Alla base di queste tre mobilitazioni c’è stata la proposta avanzata dal Calp (Collettivo Autonomo Lavoratori Portuali) di Genova di organizzare una manifestazione nazionale. Su Resistenza n.2/2023 abbiamo già scritto dei convegni contro la guerra e la Nato tenuti fra gennaio e febbraio in Lombardia e in Sardegna e dell’assemblea del 28 gennaio promossa, appunto, dal Calp.

Esse hanno unito parole d’ordine generali a rivendicazioni particolari, mettendo così in luce lo stretto legame fra il rifiuto della guerra e della Nato con la più generale lotta di classe e popolare in corso nel nostro paese. A Genova la parola d’ordine era “Abbassate le armi, alzate i salari”, a Niscemi era il NO al Muos, a Cagliari il NO alle servitù militari imposte sul territorio.

Si è trattato di tre mobilitazioni organizzate quindi in autonomia, ma legate da obiettivi e percorsi comuni, basate sul protagonismo operaio e popolare e sull’assunzione di un ruolo di riferimento a livello territoriale ma, in una certa misura, anche nazionale: un esempio da cui prendere spunto e da sviluppare. Proprio la natura di queste mobilitazioni, i processi da cui sono scaturite e le caratteristiche delle organizzazioni che le hanno promosse sono gli aspetti principali che ne determinano il carattere di punta avanzata, in una giornata caratterizzata anche da altre mobilitazioni. Per queste ragioni il P.CARC ha deciso di sostenerle e aderirvi.

Le altre manifestazioni sono state promosse da una serie di sigle e organismi strutturati a livello nazionale e che, in alcuni casi, potremmo definire di carattere semi istituzionale. Non a caso alla fiaccolata romana di sabato 25 ha partecipato anche il sindaco della città Roberto Gualtieri, del Pd.

Anche queste hanno visto una mobilitazione capillare e partecipata a livello popolare. I promotori sono a grandi linee gli stessi della manifestazione nazionale del 5 novembre 2022: si tratta di organizzazioni e associazioni che raccolgono i loro iscritti tra le masse popolari e la classe operaia (parliamo in particolare della Cgil e dell’Anpi) e che hanno legami più o meno stretti con settori della classe dominante (in particolare attraverso le loro frange più legate al Pd).

Parliamo allora di manifestazioni in contrapposizione fra loro? Con le prime da favorire e le seconde da boicottare? Assolutamente no!

========

__RICHIESTA SCRITTA__
Modifica la parte del brano sulle mobilitazioni contro la guerra che comincia con "Alla base di" e va avanti fino a "appunto, dal Calp.", sostituendo "Genova" con "Livorno", e riportala. Basati soltanto sul brano qui sopra.

__ESTRATTO DALLA FONTE__

========

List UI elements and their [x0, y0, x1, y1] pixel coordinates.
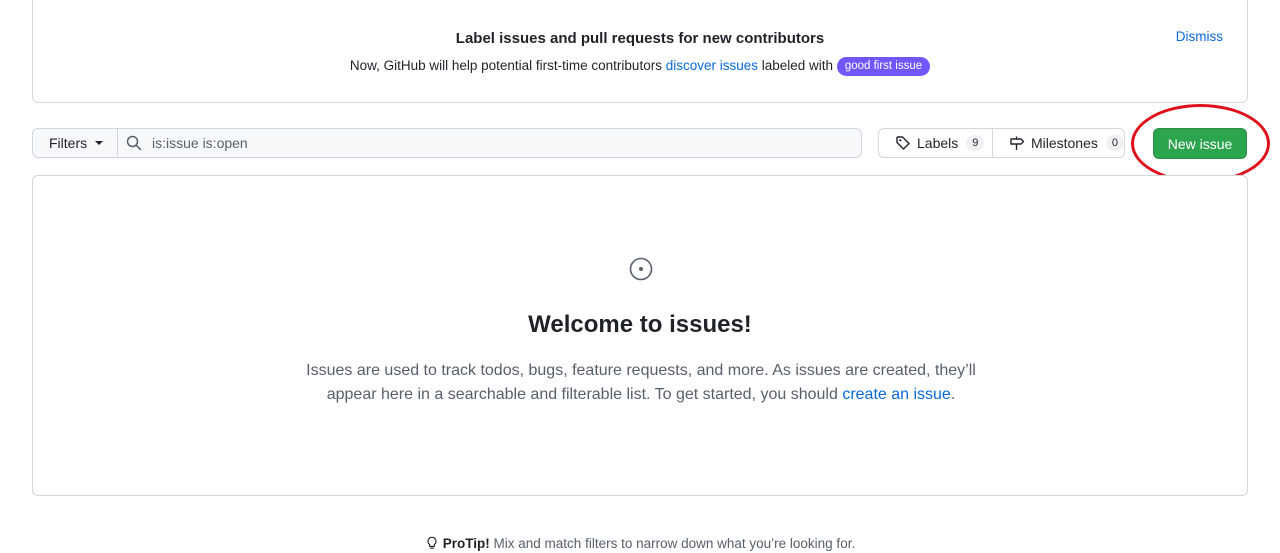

========

__SOLUZIONE__
Alla base di queste tre mobilitazioni c’è stata la proposta avanzata dal Calp (Collettivo Autonomo Lavoratori Portuali) di Livorno di organizzare una manifestazione nazionale. Su Resistenza n.2/2023 abbiamo già scritto dei convegni contro la guerra e la Nato tenuti fra gennaio e febbraio in Lombardia e in Sardegna e dell’assemblea del 28 gennaio promossa, appunto, dal Calp.